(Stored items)
____________________

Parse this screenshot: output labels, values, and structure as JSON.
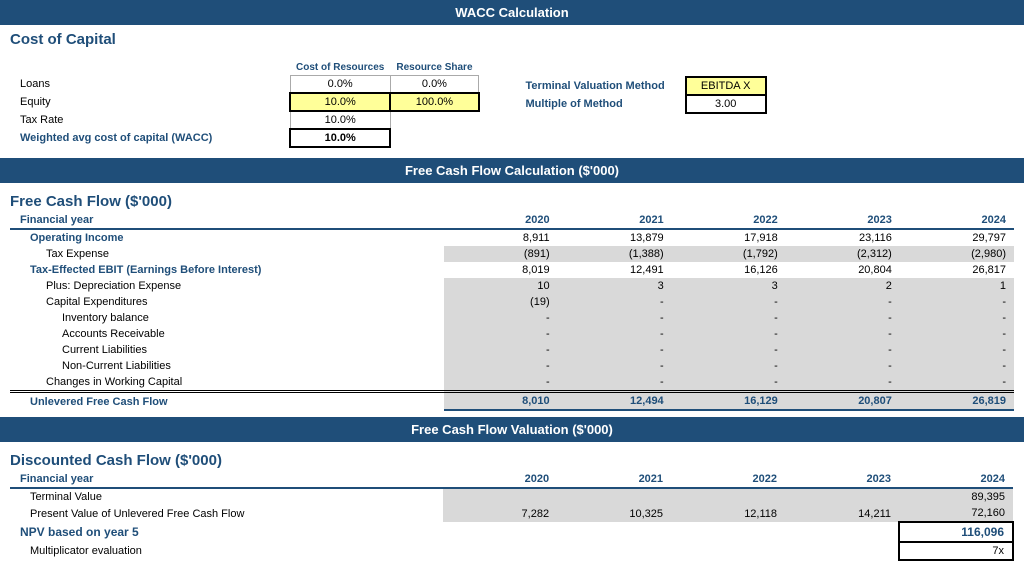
{
  "wacc_header": "WACC Calculation",
  "cost_of_capital": {
    "title": "Cost of Capital",
    "col_headers": [
      "Cost of Resources",
      "Resource Share"
    ],
    "rows": [
      {
        "label": "Loans",
        "cost": "0.0%",
        "share": "0.0%",
        "label_bold": false
      },
      {
        "label": "Equity",
        "cost": "10.0%",
        "share": "100.0%",
        "label_bold": false
      },
      {
        "label": "Tax Rate",
        "cost": "10.0%",
        "share": "",
        "label_bold": false
      },
      {
        "label": "Weighted avg cost of capital (WACC)",
        "cost": "10.0%",
        "share": "",
        "label_bold": true
      }
    ],
    "terminal_valuation_label": "Terminal Valuation Method",
    "terminal_valuation_value": "EBITDA X",
    "multiple_of_method_label": "Multiple of Method",
    "multiple_of_method_value": "3.00"
  },
  "fcf_header": "Free Cash Flow Calculation ($'000)",
  "fcf_section": {
    "title": "Free Cash Flow ($'000)",
    "years": [
      "2020",
      "2021",
      "2022",
      "2023",
      "2024"
    ],
    "rows": [
      {
        "label": "Financial year",
        "indent": 0,
        "bold": true,
        "is_header": true,
        "values": [
          "2020",
          "2021",
          "2022",
          "2023",
          "2024"
        ]
      },
      {
        "label": "Operating Income",
        "indent": 1,
        "bold": true,
        "values": [
          "8,911",
          "13,879",
          "17,918",
          "23,116",
          "29,797"
        ],
        "bg": "white"
      },
      {
        "label": "Tax Expense",
        "indent": 2,
        "bold": false,
        "values": [
          "(891)",
          "(1,388)",
          "(1,792)",
          "(2,312)",
          "(2,980)"
        ],
        "bg": "gray"
      },
      {
        "label": "Tax-Effected EBIT (Earnings Before Interest)",
        "indent": 1,
        "bold": true,
        "values": [
          "8,019",
          "12,491",
          "16,126",
          "20,804",
          "26,817"
        ],
        "bg": "white"
      },
      {
        "label": "Plus: Depreciation Expense",
        "indent": 2,
        "bold": false,
        "values": [
          "10",
          "3",
          "3",
          "2",
          "1"
        ],
        "bg": "gray"
      },
      {
        "label": "Capital Expenditures",
        "indent": 2,
        "bold": false,
        "values": [
          "(19)",
          "-",
          "-",
          "-",
          "-"
        ],
        "bg": "gray"
      },
      {
        "label": "Inventory balance",
        "indent": 3,
        "bold": false,
        "values": [
          "-",
          "-",
          "-",
          "-",
          "-"
        ],
        "bg": "gray"
      },
      {
        "label": "Accounts Receivable",
        "indent": 3,
        "bold": false,
        "values": [
          "-",
          "-",
          "-",
          "-",
          "-"
        ],
        "bg": "gray"
      },
      {
        "label": "Current Liabilities",
        "indent": 3,
        "bold": false,
        "values": [
          "-",
          "-",
          "-",
          "-",
          "-"
        ],
        "bg": "gray"
      },
      {
        "label": "Non-Current Liabilities",
        "indent": 3,
        "bold": false,
        "values": [
          "-",
          "-",
          "-",
          "-",
          "-"
        ],
        "bg": "gray"
      },
      {
        "label": "Changes in Working Capital",
        "indent": 2,
        "bold": false,
        "values": [
          "-",
          "-",
          "-",
          "-",
          "-"
        ],
        "bg": "gray"
      },
      {
        "label": "Unlevered Free Cash Flow",
        "indent": 1,
        "bold": true,
        "values": [
          "8,010",
          "12,494",
          "16,129",
          "20,807",
          "26,819"
        ],
        "bg": "bold",
        "unlevered": true
      }
    ]
  },
  "valuation_header": "Free Cash Flow Valuation ($'000)",
  "dcf_section": {
    "title": "Discounted Cash Flow ($'000)",
    "rows": [
      {
        "label": "Financial year",
        "indent": 0,
        "bold": true,
        "is_header": true,
        "values": [
          "2020",
          "2021",
          "2022",
          "2023",
          "2024"
        ]
      },
      {
        "label": "Terminal Value",
        "indent": 1,
        "bold": false,
        "values": [
          "",
          "",
          "",
          "",
          "89,395"
        ],
        "bg": "gray"
      },
      {
        "label": "Present Value of Unlevered Free Cash Flow",
        "indent": 1,
        "bold": false,
        "values": [
          "7,282",
          "10,325",
          "12,118",
          "14,211",
          "72,160"
        ],
        "bg": "gray"
      },
      {
        "label": "NPV based on year 5",
        "indent": 0,
        "bold": true,
        "is_npv": true,
        "values": [
          "",
          "",
          "",
          "",
          "116,096"
        ]
      },
      {
        "label": "Multiplicator evaluation",
        "indent": 1,
        "bold": false,
        "is_mult": true,
        "values": [
          "",
          "",
          "",
          "",
          "7x"
        ]
      }
    ]
  }
}
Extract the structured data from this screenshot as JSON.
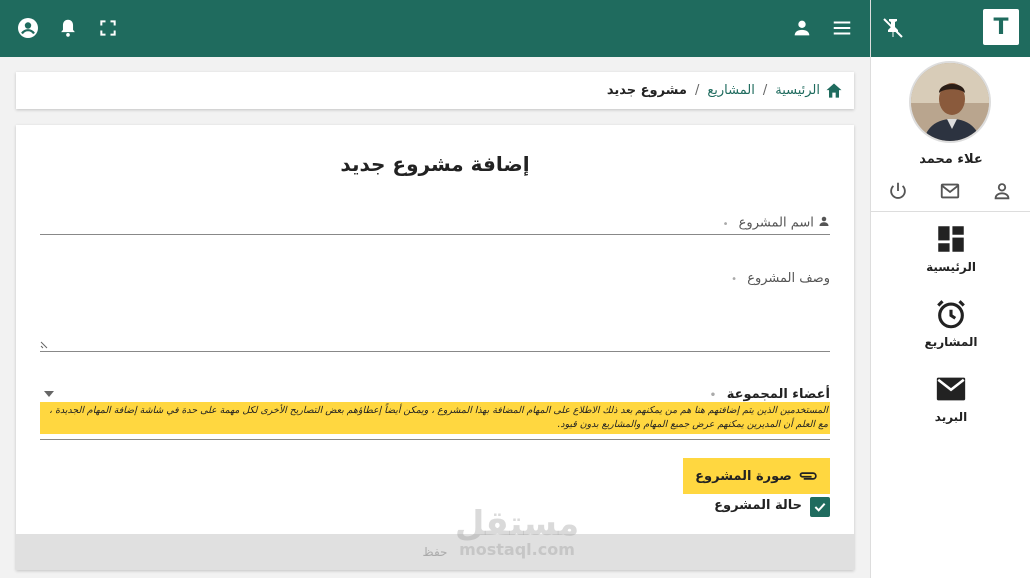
{
  "sidebar": {
    "logo_letter": "T",
    "user_name": "علاء محمد",
    "nav": [
      {
        "label": "الرئيسية",
        "icon": "dashboard-icon"
      },
      {
        "label": "المشاريع",
        "icon": "alarm-clock-icon"
      },
      {
        "label": "البريد",
        "icon": "mail-icon"
      }
    ]
  },
  "breadcrumb": {
    "home": "الرئيسية",
    "projects": "المشاريع",
    "current": "مشروع جديد",
    "separator": "/"
  },
  "form": {
    "title": "إضافة مشروع جديد",
    "project_name_label": "اسم المشروع",
    "project_desc_label": "وصف المشروع",
    "members_label": "أعضاء المجموعة",
    "members_note": "المستخدمين الذين يتم إضافتهم هنا هم من يمكنهم بعد ذلك الاطلاع على المهام المضافة بهذا المشروع ، ويمكن أيضاً إعطاؤهم بعض التصاريح الأخرى لكل مهمة على حدة في شاشة إضافة المهام الجديدة ، مع العلم أن المديرين يمكنهم عرض جميع المهام والمشاريع بدون قيود.",
    "required_marker": "•",
    "upload_label": "صورة المشروع",
    "status_label": "حالة المشروع",
    "status_checked": true,
    "save_label": "حفظ"
  },
  "watermark": {
    "arabic": "مستقل",
    "latin": "mostaql.com"
  },
  "colors": {
    "primary": "#1f6b5e",
    "accent": "#ffd740",
    "background": "#f2f2f2"
  }
}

____________________

▶ _GOAL_
Scan the lines for the string "Calculation". Pick out every line that has it.

▶ _SOLUTION TO THIS TASK_
  "wacc_header": "WACC Calculation",
  "fcf_header": "Free Cash Flow Calculation ($'000)",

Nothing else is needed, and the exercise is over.